Answer with nothing except the number of lines that contain the word "name".

(Items from a figure collection)

- - -

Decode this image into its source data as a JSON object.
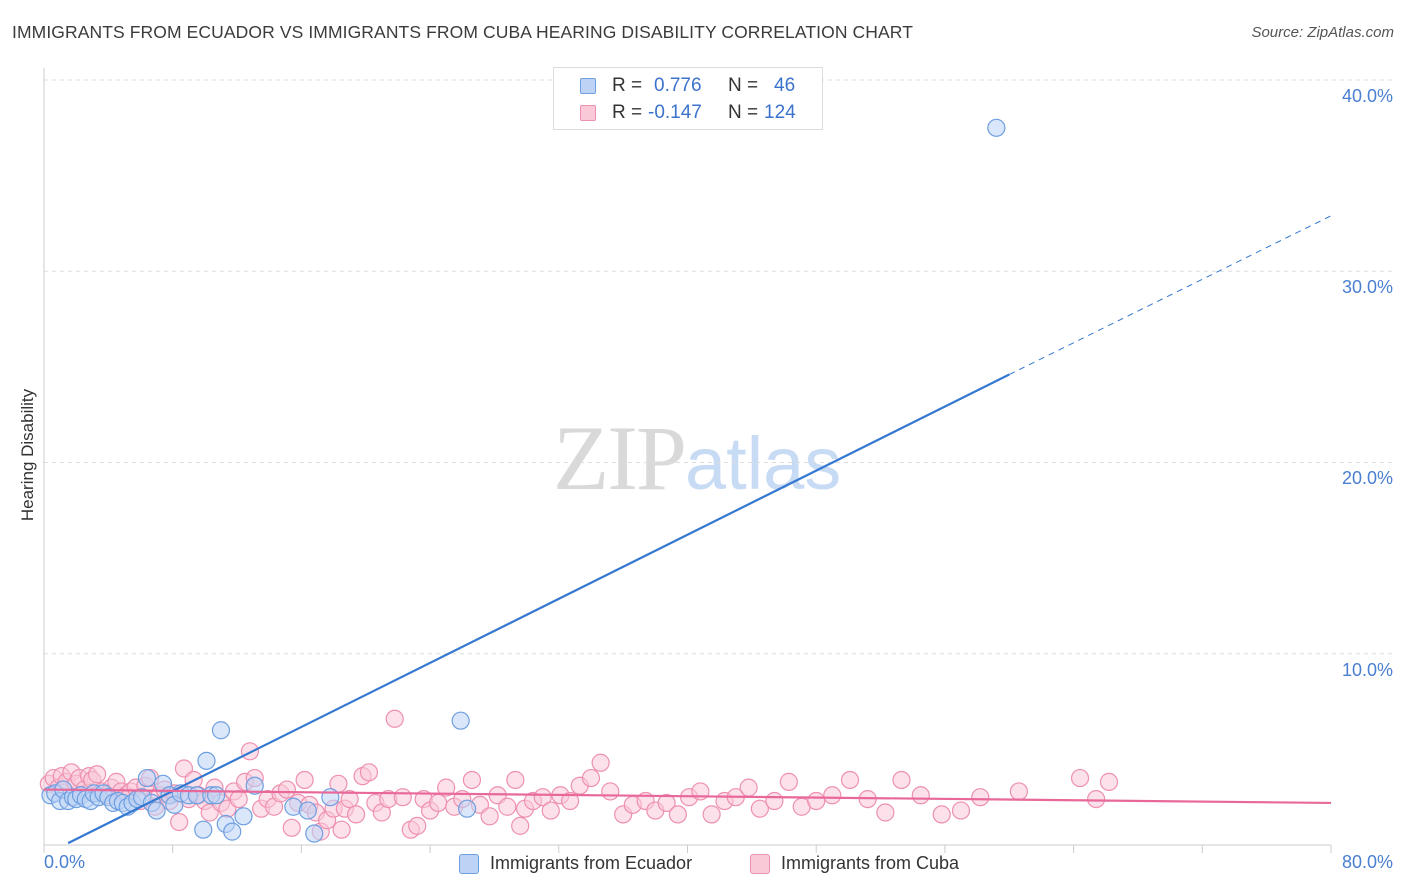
{
  "title": "IMMIGRANTS FROM ECUADOR VS IMMIGRANTS FROM CUBA HEARING DISABILITY CORRELATION CHART",
  "source": "Source: ZipAtlas.com",
  "watermark": {
    "zip": "ZIP",
    "atlas": "atlas"
  },
  "legend": {
    "rows": [
      {
        "r_label": "R =",
        "r_value": "0.776",
        "n_label": "N =",
        "n_value": "46"
      },
      {
        "r_label": "R =",
        "r_value": "-0.147",
        "n_label": "N =",
        "n_value": "124"
      }
    ]
  },
  "bottom_legend": [
    "Immigrants from Ecuador",
    "Immigrants from Cuba"
  ],
  "colors": {
    "ecuador_fill": "#bcd3f5",
    "ecuador_stroke": "#6f9fe0",
    "ecuador_line": "#3478d0",
    "cuba_fill": "#f9c9d8",
    "cuba_stroke": "#ee90b0",
    "cuba_line": "#e8689a",
    "tick_text": "#4a7fd1",
    "grid": "#dddddd"
  },
  "chart_data": {
    "type": "scatter",
    "title": "IMMIGRANTS FROM ECUADOR VS IMMIGRANTS FROM CUBA HEARING DISABILITY CORRELATION CHART",
    "xlabel": "",
    "ylabel": "Hearing Disability",
    "xlim": [
      0,
      80
    ],
    "ylim": [
      0,
      40
    ],
    "x_tick_labels": [
      "0.0%",
      "80.0%"
    ],
    "y_ticks": [
      10,
      20,
      30,
      40
    ],
    "y_tick_labels": [
      "10.0%",
      "20.0%",
      "30.0%",
      "40.0%"
    ],
    "grid": true,
    "series": [
      {
        "name": "Immigrants from Ecuador",
        "r": 0.776,
        "n": 46,
        "trend": {
          "x0": 1.5,
          "y0": 0.1,
          "x1": 60.0,
          "y1": 24.6,
          "dash_to_x": 80.0,
          "dash_to_y": 32.9
        },
        "points": [
          [
            0.4,
            2.6
          ],
          [
            0.7,
            2.7
          ],
          [
            1.0,
            2.3
          ],
          [
            1.2,
            2.9
          ],
          [
            1.5,
            2.3
          ],
          [
            1.8,
            2.5
          ],
          [
            2.0,
            2.4
          ],
          [
            2.3,
            2.6
          ],
          [
            2.6,
            2.4
          ],
          [
            2.9,
            2.3
          ],
          [
            3.1,
            2.7
          ],
          [
            3.4,
            2.5
          ],
          [
            3.7,
            2.7
          ],
          [
            4.0,
            2.5
          ],
          [
            4.3,
            2.2
          ],
          [
            4.6,
            2.3
          ],
          [
            4.9,
            2.2
          ],
          [
            5.2,
            2.0
          ],
          [
            5.5,
            2.2
          ],
          [
            5.8,
            2.4
          ],
          [
            6.1,
            2.5
          ],
          [
            6.4,
            3.5
          ],
          [
            6.7,
            2.2
          ],
          [
            7.0,
            1.8
          ],
          [
            7.4,
            3.2
          ],
          [
            7.8,
            2.6
          ],
          [
            8.1,
            2.1
          ],
          [
            8.5,
            2.7
          ],
          [
            9.0,
            2.6
          ],
          [
            9.5,
            2.6
          ],
          [
            9.9,
            0.8
          ],
          [
            10.1,
            4.4
          ],
          [
            10.4,
            2.6
          ],
          [
            10.7,
            2.6
          ],
          [
            11.0,
            6.0
          ],
          [
            11.3,
            1.1
          ],
          [
            11.7,
            0.7
          ],
          [
            12.4,
            1.5
          ],
          [
            13.1,
            3.1
          ],
          [
            15.5,
            2.0
          ],
          [
            16.4,
            1.8
          ],
          [
            16.8,
            0.6
          ],
          [
            17.8,
            2.5
          ],
          [
            25.9,
            6.5
          ],
          [
            26.3,
            1.9
          ],
          [
            59.2,
            37.5
          ]
        ]
      },
      {
        "name": "Immigrants from Cuba",
        "r": -0.147,
        "n": 124,
        "trend": {
          "x0": 0.0,
          "y0": 2.9,
          "x1": 80.0,
          "y1": 2.2
        },
        "points": [
          [
            0.3,
            3.2
          ],
          [
            0.6,
            3.5
          ],
          [
            0.9,
            3.0
          ],
          [
            1.1,
            3.6
          ],
          [
            1.4,
            3.3
          ],
          [
            1.7,
            3.8
          ],
          [
            2.0,
            3.2
          ],
          [
            2.2,
            3.5
          ],
          [
            2.5,
            2.9
          ],
          [
            2.8,
            3.6
          ],
          [
            3.0,
            3.4
          ],
          [
            3.3,
            3.7
          ],
          [
            3.6,
            2.8
          ],
          [
            3.9,
            2.6
          ],
          [
            4.2,
            3.0
          ],
          [
            4.5,
            3.3
          ],
          [
            4.8,
            2.8
          ],
          [
            5.1,
            2.6
          ],
          [
            5.4,
            2.8
          ],
          [
            5.7,
            3.0
          ],
          [
            6.0,
            2.3
          ],
          [
            6.3,
            3.1
          ],
          [
            6.6,
            3.5
          ],
          [
            6.9,
            2.0
          ],
          [
            7.2,
            2.6
          ],
          [
            7.5,
            2.9
          ],
          [
            7.8,
            2.3
          ],
          [
            8.1,
            2.7
          ],
          [
            8.4,
            1.2
          ],
          [
            8.7,
            4.0
          ],
          [
            9.0,
            2.4
          ],
          [
            9.3,
            3.4
          ],
          [
            9.6,
            2.6
          ],
          [
            10.0,
            2.3
          ],
          [
            10.3,
            1.7
          ],
          [
            10.6,
            3.0
          ],
          [
            11.0,
            2.2
          ],
          [
            11.4,
            1.9
          ],
          [
            11.8,
            2.8
          ],
          [
            12.1,
            2.4
          ],
          [
            12.5,
            3.3
          ],
          [
            12.8,
            4.9
          ],
          [
            13.1,
            3.5
          ],
          [
            13.5,
            1.9
          ],
          [
            13.9,
            2.4
          ],
          [
            14.3,
            2.0
          ],
          [
            14.7,
            2.7
          ],
          [
            15.1,
            2.9
          ],
          [
            15.4,
            0.9
          ],
          [
            15.8,
            2.2
          ],
          [
            16.2,
            3.4
          ],
          [
            16.5,
            2.1
          ],
          [
            16.9,
            1.7
          ],
          [
            17.2,
            0.7
          ],
          [
            17.6,
            1.3
          ],
          [
            18.0,
            1.9
          ],
          [
            18.3,
            3.2
          ],
          [
            18.7,
            1.9
          ],
          [
            19.0,
            2.4
          ],
          [
            19.4,
            1.6
          ],
          [
            19.8,
            3.6
          ],
          [
            20.2,
            3.8
          ],
          [
            20.6,
            2.2
          ],
          [
            21.0,
            1.7
          ],
          [
            21.4,
            2.4
          ],
          [
            21.8,
            6.6
          ],
          [
            22.3,
            2.5
          ],
          [
            22.8,
            0.8
          ],
          [
            23.2,
            1.0
          ],
          [
            23.6,
            2.4
          ],
          [
            24.0,
            1.8
          ],
          [
            24.5,
            2.2
          ],
          [
            25.0,
            3.0
          ],
          [
            25.5,
            2.0
          ],
          [
            26.0,
            2.4
          ],
          [
            26.6,
            3.4
          ],
          [
            27.1,
            2.1
          ],
          [
            27.7,
            1.5
          ],
          [
            28.2,
            2.6
          ],
          [
            28.8,
            2.0
          ],
          [
            29.3,
            3.4
          ],
          [
            29.9,
            1.9
          ],
          [
            30.4,
            2.3
          ],
          [
            31.0,
            2.5
          ],
          [
            31.5,
            1.8
          ],
          [
            32.1,
            2.6
          ],
          [
            32.7,
            2.3
          ],
          [
            33.3,
            3.1
          ],
          [
            34.0,
            3.5
          ],
          [
            34.6,
            4.3
          ],
          [
            35.2,
            2.8
          ],
          [
            36.0,
            1.6
          ],
          [
            36.6,
            2.1
          ],
          [
            37.4,
            2.3
          ],
          [
            38.0,
            1.8
          ],
          [
            38.7,
            2.2
          ],
          [
            39.4,
            1.6
          ],
          [
            40.1,
            2.5
          ],
          [
            40.8,
            2.8
          ],
          [
            41.5,
            1.6
          ],
          [
            42.3,
            2.3
          ],
          [
            43.0,
            2.5
          ],
          [
            43.8,
            3.0
          ],
          [
            44.5,
            1.9
          ],
          [
            45.4,
            2.3
          ],
          [
            46.3,
            3.3
          ],
          [
            47.1,
            2.0
          ],
          [
            48.0,
            2.3
          ],
          [
            49.0,
            2.6
          ],
          [
            50.1,
            3.4
          ],
          [
            51.2,
            2.4
          ],
          [
            52.3,
            1.7
          ],
          [
            53.3,
            3.4
          ],
          [
            54.5,
            2.6
          ],
          [
            55.8,
            1.6
          ],
          [
            57.0,
            1.8
          ],
          [
            58.2,
            2.5
          ],
          [
            60.6,
            2.8
          ],
          [
            64.4,
            3.5
          ],
          [
            65.4,
            2.4
          ],
          [
            66.2,
            3.3
          ],
          [
            29.6,
            1.0
          ],
          [
            18.5,
            0.8
          ]
        ]
      }
    ]
  }
}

- - -

WRITTEN ANSWER: 2